>> start Provided entries
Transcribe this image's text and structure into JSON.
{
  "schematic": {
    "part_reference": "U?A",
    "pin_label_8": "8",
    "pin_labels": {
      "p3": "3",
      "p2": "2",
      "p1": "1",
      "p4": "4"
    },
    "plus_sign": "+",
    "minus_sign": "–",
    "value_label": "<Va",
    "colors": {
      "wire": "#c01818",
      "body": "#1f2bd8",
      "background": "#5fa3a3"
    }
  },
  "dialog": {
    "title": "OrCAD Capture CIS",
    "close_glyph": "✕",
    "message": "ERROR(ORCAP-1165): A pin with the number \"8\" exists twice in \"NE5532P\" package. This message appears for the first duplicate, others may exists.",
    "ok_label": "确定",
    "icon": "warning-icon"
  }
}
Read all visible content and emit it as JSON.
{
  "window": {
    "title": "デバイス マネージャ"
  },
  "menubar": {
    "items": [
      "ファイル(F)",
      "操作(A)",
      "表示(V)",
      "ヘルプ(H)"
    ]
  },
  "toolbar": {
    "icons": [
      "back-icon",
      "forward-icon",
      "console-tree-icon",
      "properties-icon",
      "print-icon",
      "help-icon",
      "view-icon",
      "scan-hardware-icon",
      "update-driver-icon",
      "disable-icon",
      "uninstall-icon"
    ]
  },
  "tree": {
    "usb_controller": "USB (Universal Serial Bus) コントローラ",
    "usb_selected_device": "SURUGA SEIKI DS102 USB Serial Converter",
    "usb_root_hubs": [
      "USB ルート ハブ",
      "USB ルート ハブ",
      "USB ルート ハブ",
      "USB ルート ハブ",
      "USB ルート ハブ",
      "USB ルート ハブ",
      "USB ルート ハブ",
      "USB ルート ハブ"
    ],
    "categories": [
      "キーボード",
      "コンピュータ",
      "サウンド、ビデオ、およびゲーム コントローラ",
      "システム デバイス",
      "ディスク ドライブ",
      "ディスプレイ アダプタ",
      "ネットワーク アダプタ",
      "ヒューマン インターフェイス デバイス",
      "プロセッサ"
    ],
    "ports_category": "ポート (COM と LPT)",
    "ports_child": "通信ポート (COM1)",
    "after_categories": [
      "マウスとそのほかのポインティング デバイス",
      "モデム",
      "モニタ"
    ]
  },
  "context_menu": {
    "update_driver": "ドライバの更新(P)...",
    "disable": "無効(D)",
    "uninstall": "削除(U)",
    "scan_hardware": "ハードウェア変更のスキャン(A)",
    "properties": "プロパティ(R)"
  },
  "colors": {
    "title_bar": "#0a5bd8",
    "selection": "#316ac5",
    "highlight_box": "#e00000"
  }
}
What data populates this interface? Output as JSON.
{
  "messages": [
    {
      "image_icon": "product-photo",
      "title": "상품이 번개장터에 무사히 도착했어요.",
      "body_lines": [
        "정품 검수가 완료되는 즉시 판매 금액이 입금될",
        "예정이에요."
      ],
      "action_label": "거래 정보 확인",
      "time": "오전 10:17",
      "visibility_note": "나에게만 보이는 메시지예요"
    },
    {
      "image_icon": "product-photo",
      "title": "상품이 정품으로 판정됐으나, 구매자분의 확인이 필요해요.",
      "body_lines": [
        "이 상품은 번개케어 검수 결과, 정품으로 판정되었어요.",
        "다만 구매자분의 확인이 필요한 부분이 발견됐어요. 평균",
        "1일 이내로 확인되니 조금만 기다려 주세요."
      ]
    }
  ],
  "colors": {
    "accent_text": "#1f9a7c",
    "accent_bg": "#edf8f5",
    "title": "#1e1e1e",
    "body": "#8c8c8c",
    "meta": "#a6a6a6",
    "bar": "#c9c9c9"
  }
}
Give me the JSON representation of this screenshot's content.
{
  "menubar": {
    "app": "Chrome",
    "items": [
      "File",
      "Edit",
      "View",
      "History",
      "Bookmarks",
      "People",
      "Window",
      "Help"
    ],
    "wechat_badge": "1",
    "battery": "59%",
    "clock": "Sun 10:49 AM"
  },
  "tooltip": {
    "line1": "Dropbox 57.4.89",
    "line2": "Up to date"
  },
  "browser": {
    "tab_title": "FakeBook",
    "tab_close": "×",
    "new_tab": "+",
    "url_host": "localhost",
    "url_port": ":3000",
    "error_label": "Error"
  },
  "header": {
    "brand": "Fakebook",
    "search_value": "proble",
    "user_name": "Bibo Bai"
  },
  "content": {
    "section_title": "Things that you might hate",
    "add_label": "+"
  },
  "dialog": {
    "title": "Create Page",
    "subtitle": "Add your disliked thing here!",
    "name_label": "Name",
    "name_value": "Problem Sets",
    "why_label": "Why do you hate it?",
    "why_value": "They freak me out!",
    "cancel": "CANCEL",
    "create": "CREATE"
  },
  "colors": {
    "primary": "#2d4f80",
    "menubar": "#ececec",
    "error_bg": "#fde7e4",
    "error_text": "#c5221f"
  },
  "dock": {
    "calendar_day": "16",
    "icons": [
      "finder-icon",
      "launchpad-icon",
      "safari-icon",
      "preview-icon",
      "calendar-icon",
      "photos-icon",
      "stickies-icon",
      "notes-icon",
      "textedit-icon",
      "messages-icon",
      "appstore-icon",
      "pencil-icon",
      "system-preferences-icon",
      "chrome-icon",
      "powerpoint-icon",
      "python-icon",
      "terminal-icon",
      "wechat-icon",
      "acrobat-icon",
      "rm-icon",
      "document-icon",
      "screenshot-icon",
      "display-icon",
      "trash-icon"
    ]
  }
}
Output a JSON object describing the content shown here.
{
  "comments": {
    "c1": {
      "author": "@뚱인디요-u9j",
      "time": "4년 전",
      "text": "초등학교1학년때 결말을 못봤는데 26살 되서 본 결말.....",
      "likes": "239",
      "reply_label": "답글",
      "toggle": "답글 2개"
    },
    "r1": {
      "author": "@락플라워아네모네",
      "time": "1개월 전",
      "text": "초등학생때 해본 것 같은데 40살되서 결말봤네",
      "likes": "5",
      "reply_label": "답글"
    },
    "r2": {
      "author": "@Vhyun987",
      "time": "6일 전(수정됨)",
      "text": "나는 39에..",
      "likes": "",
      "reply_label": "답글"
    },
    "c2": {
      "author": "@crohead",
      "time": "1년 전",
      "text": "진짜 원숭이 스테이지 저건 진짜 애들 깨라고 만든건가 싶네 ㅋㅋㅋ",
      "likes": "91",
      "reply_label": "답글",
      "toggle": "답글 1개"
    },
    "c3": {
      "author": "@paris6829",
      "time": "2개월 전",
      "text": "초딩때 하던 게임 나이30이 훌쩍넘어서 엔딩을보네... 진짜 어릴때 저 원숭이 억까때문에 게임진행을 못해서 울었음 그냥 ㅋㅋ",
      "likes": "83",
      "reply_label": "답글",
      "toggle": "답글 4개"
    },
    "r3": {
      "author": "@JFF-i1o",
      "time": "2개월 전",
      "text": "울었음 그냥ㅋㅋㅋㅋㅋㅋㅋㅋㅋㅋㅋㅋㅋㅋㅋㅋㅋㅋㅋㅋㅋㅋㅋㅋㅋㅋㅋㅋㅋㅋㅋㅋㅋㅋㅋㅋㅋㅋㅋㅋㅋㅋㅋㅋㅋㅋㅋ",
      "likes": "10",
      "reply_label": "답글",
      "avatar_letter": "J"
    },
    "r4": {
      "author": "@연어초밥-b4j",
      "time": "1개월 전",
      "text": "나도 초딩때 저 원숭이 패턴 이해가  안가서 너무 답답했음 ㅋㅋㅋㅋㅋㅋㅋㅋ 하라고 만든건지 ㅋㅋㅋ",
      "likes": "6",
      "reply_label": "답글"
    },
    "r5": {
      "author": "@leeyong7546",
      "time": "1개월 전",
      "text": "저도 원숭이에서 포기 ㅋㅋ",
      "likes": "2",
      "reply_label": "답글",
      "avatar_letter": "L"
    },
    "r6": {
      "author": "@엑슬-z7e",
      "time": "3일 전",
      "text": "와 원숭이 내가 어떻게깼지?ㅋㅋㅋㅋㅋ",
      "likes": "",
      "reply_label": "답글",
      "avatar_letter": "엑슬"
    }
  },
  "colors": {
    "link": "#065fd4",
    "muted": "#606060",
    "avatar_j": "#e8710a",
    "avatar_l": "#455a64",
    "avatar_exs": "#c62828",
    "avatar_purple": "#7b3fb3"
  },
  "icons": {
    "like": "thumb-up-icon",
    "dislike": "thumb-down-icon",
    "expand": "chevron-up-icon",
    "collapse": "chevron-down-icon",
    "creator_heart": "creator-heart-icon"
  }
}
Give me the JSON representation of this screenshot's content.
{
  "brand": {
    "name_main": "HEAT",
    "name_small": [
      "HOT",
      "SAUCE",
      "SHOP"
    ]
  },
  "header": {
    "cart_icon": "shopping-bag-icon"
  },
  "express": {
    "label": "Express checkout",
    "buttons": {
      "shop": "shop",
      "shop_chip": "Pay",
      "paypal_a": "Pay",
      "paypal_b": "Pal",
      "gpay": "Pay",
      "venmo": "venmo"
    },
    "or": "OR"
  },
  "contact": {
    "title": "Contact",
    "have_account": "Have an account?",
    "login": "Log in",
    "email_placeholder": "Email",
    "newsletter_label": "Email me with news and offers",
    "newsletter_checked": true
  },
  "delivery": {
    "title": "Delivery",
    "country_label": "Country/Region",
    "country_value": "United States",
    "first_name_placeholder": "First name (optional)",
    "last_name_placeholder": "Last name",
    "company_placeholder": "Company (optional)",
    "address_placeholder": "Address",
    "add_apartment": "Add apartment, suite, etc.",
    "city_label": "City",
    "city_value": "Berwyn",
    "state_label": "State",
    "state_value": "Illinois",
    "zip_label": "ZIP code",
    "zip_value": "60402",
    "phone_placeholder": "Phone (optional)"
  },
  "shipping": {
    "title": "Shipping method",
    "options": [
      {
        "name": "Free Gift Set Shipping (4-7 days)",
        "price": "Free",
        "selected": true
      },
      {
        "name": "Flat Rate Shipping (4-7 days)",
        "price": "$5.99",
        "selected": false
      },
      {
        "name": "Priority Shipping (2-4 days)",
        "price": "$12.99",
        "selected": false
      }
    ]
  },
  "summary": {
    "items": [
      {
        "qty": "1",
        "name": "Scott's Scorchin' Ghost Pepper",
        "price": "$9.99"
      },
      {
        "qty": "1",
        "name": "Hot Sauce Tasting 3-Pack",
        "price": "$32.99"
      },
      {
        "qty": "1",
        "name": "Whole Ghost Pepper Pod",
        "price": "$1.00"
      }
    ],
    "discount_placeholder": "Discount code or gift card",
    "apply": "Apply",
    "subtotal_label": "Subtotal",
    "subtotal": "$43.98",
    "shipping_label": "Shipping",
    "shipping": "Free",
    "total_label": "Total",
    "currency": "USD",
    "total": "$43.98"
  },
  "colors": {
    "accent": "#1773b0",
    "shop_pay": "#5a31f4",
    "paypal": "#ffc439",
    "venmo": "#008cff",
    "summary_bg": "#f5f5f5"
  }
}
>> end Provided entries
• What you are asked to do
Using the records given above, list every line that includes the word "구매자분의".

• Task result
      "title": "상품이 정품으로 판정됐으나, 구매자분의 확인이 필요해요.",
        "다만 구매자분의 확인이 필요한 부분이 발견됐어요. 평균",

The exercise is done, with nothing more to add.